Stored dataset items
'''

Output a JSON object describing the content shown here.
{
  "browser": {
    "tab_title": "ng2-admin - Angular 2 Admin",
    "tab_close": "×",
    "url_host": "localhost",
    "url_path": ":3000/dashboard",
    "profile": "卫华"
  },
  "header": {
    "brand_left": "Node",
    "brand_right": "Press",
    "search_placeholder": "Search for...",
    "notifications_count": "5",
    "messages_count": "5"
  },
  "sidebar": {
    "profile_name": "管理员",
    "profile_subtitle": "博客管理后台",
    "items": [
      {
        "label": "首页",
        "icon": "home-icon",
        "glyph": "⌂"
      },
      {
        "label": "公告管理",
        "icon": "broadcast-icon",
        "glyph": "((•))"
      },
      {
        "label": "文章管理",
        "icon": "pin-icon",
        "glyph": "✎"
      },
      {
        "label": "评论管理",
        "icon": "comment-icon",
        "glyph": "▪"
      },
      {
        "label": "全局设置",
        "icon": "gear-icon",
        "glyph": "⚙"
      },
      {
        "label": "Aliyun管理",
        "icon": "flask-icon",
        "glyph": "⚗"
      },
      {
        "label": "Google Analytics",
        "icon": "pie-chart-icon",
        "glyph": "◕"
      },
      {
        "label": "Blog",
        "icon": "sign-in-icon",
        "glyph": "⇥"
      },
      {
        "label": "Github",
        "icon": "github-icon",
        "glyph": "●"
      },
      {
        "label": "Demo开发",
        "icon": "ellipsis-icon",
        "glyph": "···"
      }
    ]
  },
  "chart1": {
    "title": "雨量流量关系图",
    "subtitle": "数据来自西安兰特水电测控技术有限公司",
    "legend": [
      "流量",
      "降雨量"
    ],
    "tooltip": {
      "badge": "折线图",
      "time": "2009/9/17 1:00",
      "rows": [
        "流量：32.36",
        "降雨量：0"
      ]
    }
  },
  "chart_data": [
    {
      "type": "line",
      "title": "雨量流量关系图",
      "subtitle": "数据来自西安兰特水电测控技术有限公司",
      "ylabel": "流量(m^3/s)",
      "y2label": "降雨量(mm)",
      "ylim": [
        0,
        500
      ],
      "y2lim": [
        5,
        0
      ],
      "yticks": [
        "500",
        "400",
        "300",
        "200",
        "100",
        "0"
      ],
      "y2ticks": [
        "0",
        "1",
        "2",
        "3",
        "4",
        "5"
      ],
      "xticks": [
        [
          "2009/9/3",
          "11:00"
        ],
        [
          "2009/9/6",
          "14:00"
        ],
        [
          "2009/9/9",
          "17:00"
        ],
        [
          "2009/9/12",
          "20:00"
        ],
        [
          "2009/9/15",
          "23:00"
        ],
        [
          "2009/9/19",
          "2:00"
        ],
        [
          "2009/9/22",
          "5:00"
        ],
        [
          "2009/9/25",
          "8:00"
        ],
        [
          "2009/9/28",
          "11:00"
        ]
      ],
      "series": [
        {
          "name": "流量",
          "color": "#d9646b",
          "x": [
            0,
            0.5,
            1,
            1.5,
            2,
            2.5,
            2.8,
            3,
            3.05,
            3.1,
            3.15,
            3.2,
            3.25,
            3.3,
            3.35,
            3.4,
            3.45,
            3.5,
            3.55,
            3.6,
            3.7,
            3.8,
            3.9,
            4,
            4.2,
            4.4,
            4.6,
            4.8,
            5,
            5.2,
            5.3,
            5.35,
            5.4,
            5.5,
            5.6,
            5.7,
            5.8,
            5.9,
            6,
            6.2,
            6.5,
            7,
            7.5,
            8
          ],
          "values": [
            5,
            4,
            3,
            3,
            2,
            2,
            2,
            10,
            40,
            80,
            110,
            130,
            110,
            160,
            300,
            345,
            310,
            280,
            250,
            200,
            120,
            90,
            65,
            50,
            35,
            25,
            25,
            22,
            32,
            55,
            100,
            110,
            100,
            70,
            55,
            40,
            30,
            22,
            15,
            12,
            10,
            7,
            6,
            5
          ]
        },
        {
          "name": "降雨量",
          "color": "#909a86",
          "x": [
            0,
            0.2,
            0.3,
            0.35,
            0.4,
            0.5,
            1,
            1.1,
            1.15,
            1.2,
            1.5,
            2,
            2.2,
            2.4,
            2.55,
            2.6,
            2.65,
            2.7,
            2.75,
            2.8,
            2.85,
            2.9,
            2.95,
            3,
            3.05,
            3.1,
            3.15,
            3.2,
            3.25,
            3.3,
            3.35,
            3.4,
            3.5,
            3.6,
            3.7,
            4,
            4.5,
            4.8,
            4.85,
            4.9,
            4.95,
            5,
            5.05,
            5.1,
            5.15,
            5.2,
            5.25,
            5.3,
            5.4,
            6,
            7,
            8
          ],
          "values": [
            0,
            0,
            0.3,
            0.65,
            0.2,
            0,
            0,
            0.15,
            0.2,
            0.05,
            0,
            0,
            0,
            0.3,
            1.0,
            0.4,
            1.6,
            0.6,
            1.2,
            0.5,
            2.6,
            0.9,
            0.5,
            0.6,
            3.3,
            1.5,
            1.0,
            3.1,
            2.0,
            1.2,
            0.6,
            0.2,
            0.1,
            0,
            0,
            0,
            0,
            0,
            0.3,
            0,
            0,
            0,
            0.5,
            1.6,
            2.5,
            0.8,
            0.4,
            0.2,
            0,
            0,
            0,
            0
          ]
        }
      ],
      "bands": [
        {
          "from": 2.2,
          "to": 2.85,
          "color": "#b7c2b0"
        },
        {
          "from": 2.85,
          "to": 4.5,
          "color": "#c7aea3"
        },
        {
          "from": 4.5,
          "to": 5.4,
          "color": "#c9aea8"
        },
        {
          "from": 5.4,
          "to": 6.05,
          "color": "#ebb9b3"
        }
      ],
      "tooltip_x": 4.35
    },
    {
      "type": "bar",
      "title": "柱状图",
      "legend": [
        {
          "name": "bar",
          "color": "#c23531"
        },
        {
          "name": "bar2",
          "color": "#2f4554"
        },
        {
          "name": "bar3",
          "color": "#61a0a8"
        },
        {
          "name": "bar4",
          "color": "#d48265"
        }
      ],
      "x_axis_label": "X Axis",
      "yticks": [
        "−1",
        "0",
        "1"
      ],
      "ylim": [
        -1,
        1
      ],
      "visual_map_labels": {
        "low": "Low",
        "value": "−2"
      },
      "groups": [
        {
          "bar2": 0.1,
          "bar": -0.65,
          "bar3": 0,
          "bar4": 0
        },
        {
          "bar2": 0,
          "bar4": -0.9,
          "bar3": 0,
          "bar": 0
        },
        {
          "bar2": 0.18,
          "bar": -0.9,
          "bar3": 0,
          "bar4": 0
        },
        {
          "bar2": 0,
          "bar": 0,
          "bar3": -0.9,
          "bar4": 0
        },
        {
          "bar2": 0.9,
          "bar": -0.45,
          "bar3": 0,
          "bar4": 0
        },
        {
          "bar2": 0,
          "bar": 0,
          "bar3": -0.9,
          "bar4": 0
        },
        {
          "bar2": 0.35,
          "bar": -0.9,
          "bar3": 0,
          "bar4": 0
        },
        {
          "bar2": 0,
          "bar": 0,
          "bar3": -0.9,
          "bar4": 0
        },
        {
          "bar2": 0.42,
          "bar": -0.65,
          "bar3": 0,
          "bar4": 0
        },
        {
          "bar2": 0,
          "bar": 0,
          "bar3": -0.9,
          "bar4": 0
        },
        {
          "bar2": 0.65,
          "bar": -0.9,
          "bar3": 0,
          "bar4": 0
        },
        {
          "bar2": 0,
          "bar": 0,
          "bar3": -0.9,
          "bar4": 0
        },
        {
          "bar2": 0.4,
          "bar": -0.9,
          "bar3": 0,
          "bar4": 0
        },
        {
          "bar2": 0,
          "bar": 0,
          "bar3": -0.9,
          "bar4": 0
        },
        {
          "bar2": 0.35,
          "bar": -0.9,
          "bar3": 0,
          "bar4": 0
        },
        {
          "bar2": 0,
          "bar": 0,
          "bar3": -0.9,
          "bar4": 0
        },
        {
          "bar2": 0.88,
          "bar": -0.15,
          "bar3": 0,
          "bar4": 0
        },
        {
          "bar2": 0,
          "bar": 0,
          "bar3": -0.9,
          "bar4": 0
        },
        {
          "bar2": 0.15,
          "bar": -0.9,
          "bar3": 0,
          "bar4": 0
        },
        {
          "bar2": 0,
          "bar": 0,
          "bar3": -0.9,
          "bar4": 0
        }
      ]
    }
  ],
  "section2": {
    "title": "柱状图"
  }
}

'''

Whenever "数据来自西安兰特水电测控技术有限公司" turns up in a line, pick that line out.

    "subtitle": "数据来自西安兰特水电测控技术有限公司",
      "subtitle": "数据来自西安兰特水电测控技术有限公司",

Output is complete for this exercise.